Available records:

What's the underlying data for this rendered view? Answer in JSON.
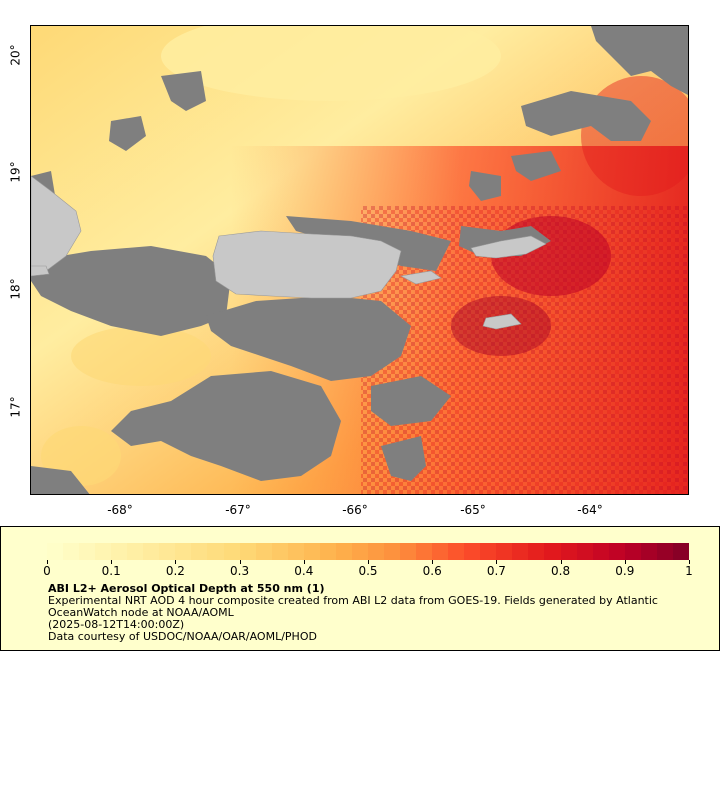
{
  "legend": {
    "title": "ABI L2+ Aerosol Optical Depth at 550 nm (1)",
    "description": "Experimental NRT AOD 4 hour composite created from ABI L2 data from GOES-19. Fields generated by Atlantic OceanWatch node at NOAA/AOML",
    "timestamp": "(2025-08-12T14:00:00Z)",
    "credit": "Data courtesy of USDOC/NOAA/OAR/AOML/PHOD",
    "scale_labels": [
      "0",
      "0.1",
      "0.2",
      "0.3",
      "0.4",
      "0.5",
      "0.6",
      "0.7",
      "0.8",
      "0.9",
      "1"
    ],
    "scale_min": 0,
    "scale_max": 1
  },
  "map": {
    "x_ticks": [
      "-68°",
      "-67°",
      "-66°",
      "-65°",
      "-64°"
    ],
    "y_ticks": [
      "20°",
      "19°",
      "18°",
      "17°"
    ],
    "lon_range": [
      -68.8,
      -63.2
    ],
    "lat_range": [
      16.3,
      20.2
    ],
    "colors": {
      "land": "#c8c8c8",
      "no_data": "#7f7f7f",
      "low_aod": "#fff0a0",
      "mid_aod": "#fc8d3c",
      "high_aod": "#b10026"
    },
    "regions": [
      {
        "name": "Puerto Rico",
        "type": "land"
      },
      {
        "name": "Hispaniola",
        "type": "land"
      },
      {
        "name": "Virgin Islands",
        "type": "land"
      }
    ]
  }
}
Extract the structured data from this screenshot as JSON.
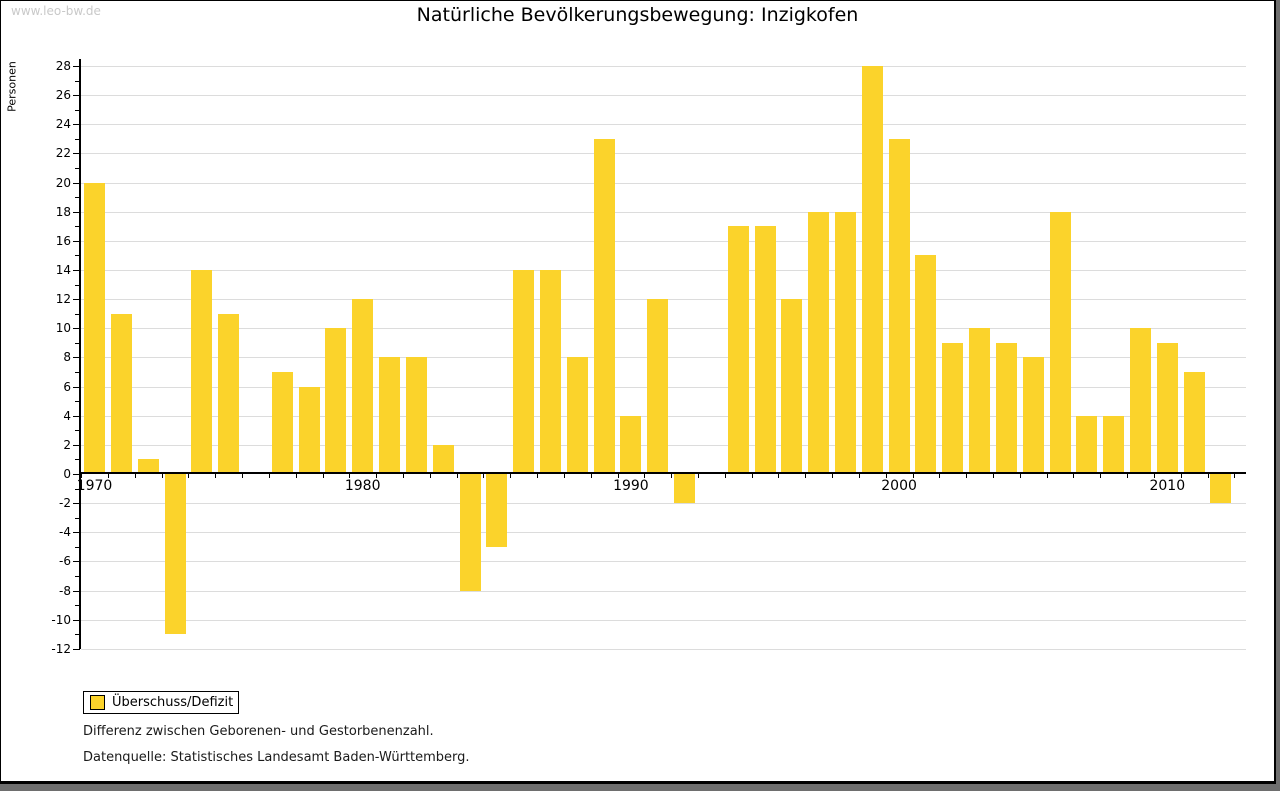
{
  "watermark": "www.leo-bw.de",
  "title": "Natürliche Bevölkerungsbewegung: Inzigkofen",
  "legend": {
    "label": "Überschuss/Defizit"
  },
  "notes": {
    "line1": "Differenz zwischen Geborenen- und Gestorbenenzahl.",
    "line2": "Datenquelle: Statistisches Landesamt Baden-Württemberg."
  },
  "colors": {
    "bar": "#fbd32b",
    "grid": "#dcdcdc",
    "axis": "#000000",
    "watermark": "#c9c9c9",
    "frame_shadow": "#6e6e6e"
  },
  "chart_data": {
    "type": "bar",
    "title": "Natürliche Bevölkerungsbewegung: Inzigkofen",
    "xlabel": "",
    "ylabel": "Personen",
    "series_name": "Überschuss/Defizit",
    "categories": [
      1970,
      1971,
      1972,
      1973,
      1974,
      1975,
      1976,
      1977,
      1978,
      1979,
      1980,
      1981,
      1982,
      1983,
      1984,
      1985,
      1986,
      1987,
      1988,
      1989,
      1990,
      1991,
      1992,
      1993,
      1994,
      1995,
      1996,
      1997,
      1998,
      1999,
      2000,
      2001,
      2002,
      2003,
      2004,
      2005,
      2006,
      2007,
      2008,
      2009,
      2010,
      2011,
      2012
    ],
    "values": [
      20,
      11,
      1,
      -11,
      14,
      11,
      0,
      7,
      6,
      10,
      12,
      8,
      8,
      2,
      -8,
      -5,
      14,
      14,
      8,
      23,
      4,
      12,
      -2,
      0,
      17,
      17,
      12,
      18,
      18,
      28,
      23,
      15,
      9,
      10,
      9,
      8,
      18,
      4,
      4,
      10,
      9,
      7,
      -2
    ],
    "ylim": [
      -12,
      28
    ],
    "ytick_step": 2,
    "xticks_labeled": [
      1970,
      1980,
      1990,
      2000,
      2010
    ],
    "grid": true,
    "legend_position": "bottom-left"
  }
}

Goal:
Repeat only the lines from the line with "Extract the structured" to the end of the entries, including both the first and the last line, and drop every picture.

Answer for the task:
Extract the structured data from this screenshot as JSON.
{
  "watermark": "www.leo-bw.de",
  "title": "Natürliche Bevölkerungsbewegung: Inzigkofen",
  "legend": {
    "label": "Überschuss/Defizit"
  },
  "notes": {
    "line1": "Differenz zwischen Geborenen- und Gestorbenenzahl.",
    "line2": "Datenquelle: Statistisches Landesamt Baden-Württemberg."
  },
  "colors": {
    "bar": "#fbd32b",
    "grid": "#dcdcdc",
    "axis": "#000000",
    "watermark": "#c9c9c9",
    "frame_shadow": "#6e6e6e"
  },
  "chart_data": {
    "type": "bar",
    "title": "Natürliche Bevölkerungsbewegung: Inzigkofen",
    "xlabel": "",
    "ylabel": "Personen",
    "series_name": "Überschuss/Defizit",
    "categories": [
      1970,
      1971,
      1972,
      1973,
      1974,
      1975,
      1976,
      1977,
      1978,
      1979,
      1980,
      1981,
      1982,
      1983,
      1984,
      1985,
      1986,
      1987,
      1988,
      1989,
      1990,
      1991,
      1992,
      1993,
      1994,
      1995,
      1996,
      1997,
      1998,
      1999,
      2000,
      2001,
      2002,
      2003,
      2004,
      2005,
      2006,
      2007,
      2008,
      2009,
      2010,
      2011,
      2012
    ],
    "values": [
      20,
      11,
      1,
      -11,
      14,
      11,
      0,
      7,
      6,
      10,
      12,
      8,
      8,
      2,
      -8,
      -5,
      14,
      14,
      8,
      23,
      4,
      12,
      -2,
      0,
      17,
      17,
      12,
      18,
      18,
      28,
      23,
      15,
      9,
      10,
      9,
      8,
      18,
      4,
      4,
      10,
      9,
      7,
      -2
    ],
    "ylim": [
      -12,
      28
    ],
    "ytick_step": 2,
    "xticks_labeled": [
      1970,
      1980,
      1990,
      2000,
      2010
    ],
    "grid": true,
    "legend_position": "bottom-left"
  }
}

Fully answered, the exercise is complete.